EXERCISE MATERIAL:
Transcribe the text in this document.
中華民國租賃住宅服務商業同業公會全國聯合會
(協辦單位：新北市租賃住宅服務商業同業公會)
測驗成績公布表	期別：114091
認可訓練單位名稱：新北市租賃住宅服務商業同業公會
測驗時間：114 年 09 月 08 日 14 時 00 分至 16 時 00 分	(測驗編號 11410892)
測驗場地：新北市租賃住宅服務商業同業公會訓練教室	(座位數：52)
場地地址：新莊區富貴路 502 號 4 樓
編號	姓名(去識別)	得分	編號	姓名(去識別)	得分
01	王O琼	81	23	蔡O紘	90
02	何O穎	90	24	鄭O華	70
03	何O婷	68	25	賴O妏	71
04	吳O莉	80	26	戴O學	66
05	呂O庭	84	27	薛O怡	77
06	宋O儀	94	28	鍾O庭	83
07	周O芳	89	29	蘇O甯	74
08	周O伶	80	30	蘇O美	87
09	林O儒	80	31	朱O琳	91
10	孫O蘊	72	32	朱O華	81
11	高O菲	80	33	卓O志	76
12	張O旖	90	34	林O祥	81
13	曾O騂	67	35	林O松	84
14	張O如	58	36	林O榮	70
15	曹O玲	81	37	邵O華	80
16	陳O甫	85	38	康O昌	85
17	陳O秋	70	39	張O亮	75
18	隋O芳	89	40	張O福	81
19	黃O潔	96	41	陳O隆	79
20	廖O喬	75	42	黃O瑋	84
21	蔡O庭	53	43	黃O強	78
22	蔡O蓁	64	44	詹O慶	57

WHAT IS BEING ASKED: Write out every entry again exactly, please, with nothing missing.

ANSWER TO THE EXERCISE:
Transcribe the text in this document.
中華民國租賃住宅服務商業同業公會全國聯合會
(協辦單位：新北市租賃住宅服務商業同業公會)
測驗成績公布表	期別：114091
認可訓練單位名稱：新北市租賃住宅服務商業同業公會
測驗時間：114 年 09 月 08 日 14 時 00 分至 16 時 00 分	(測驗編號 11410892)
測驗場地：新北市租賃住宅服務商業同業公會訓練教室	(座位數：52)
場地地址：新莊區富貴路 502 號 4 樓
編號	姓名(去識別)	得分	編號	姓名(去識別)	得分
01	王O琼	81	23	蔡O紘	90
02	何O穎	90	24	鄭O華	70
03	何O婷	68	25	賴O妏	71
04	吳O莉	80	26	戴O學	66
05	呂O庭	84	27	薛O怡	77
06	宋O儀	94	28	鍾O庭	83
07	周O芳	89	29	蘇O甯	74
08	周O伶	80	30	蘇O美	87
09	林O儒	80	31	朱O琳	91
10	孫O蘊	72	32	朱O華	81
11	高O菲	80	33	卓O志	76
12	張O旖	90	34	林O祥	81
13	曾O騂	67	35	林O松	84
14	張O如	58	36	林O榮	70
15	曹O玲	81	37	邵O華	80
16	陳O甫	85	38	康O昌	85
17	陳O秋	70	39	張O亮	75
18	隋O芳	89	40	張O福	81
19	黃O潔	96	41	陳O隆	79
20	廖O喬	75	42	黃O瑋	84
21	蔡O庭	53	43	黃O強	78
22	蔡O蓁	64	44	詹O慶	57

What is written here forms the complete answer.